**PROBLEM TO SOLVE**
Reproduce all of the data exactly.

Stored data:
————————

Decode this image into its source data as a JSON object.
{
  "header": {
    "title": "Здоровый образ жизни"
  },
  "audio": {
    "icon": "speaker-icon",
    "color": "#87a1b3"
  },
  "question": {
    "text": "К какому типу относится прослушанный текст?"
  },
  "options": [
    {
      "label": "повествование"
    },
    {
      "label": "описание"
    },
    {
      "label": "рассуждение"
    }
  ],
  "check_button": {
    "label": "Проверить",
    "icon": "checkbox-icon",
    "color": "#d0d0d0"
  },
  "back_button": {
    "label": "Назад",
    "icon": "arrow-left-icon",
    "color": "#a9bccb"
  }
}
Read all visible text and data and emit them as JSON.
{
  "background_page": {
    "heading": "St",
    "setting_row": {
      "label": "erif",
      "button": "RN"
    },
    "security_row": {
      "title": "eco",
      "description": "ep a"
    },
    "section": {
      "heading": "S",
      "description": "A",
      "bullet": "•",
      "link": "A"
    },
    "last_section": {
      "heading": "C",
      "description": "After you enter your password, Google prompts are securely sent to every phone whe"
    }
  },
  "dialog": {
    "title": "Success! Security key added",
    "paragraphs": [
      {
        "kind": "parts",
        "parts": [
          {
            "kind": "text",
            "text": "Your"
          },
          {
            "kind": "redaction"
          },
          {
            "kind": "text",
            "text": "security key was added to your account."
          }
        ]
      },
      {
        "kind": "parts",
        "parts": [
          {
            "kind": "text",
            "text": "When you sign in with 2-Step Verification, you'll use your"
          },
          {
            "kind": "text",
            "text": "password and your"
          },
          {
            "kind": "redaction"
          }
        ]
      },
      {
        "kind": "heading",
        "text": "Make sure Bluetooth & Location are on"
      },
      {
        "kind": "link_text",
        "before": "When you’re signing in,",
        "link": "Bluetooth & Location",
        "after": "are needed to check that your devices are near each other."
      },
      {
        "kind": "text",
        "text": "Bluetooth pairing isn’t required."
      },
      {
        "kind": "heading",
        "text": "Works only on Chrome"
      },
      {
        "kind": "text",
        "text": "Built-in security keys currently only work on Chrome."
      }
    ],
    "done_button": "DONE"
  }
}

————————

**RIGHT ANSWER**
Decode this image into its source data as a JSON object.
{
  "header": {
    "title": "Здоровый образ жизни"
  },
  "audio": {
    "icon": "speaker-icon",
    "color": "#87a1b3"
  },
  "question": {
    "text": "К какому типу относится прослушанный текст?"
  },
  "options": [
    {
      "label": "повествование"
    },
    {
      "label": "описание"
    },
    {
      "label": "рассуждение"
    }
  ],
  "check_button": {
    "label": "Проверить",
    "icon": "checkbox-icon",
    "color": "#d0d0d0"
  },
  "back_button": {
    "label": "Назад",
    "icon": "arrow-left-icon",
    "color": "#a9bccb"
  }
}
Read all visible text and data and emit them as JSON.
{
  "background_page": {
    "heading": "St",
    "setting_row": {
      "label": "erif",
      "button": "RN"
    },
    "security_row": {
      "title": "eco",
      "description": "ep a"
    },
    "section": {
      "heading": "S",
      "description": "A",
      "bullet": "•",
      "link": "A"
    },
    "last_section": {
      "heading": "C",
      "description": "After you enter your password, Google prompts are securely sent to every phone whe"
    }
  },
  "dialog": {
    "title": "Success! Security key added",
    "paragraphs": [
      {
        "kind": "parts",
        "parts": [
          {
            "kind": "text",
            "text": "Your"
          },
          {
            "kind": "redaction"
          },
          {
            "kind": "text",
            "text": "security key was added to your account."
          }
        ]
      },
      {
        "kind": "parts",
        "parts": [
          {
            "kind": "text",
            "text": "When you sign in with 2-Step Verification, you'll use your"
          },
          {
            "kind": "text",
            "text": "password and your"
          },
          {
            "kind": "redaction"
          }
        ]
      },
      {
        "kind": "heading",
        "text": "Make sure Bluetooth & Location are on"
      },
      {
        "kind": "link_text",
        "before": "When you’re signing in,",
        "link": "Bluetooth & Location",
        "after": "are needed to check that your devices are near each other."
      },
      {
        "kind": "text",
        "text": "Bluetooth pairing isn’t required."
      },
      {
        "kind": "heading",
        "text": "Works only on Chrome"
      },
      {
        "kind": "text",
        "text": "Built-in security keys currently only work on Chrome."
      }
    ],
    "done_button": "DONE"
  }
}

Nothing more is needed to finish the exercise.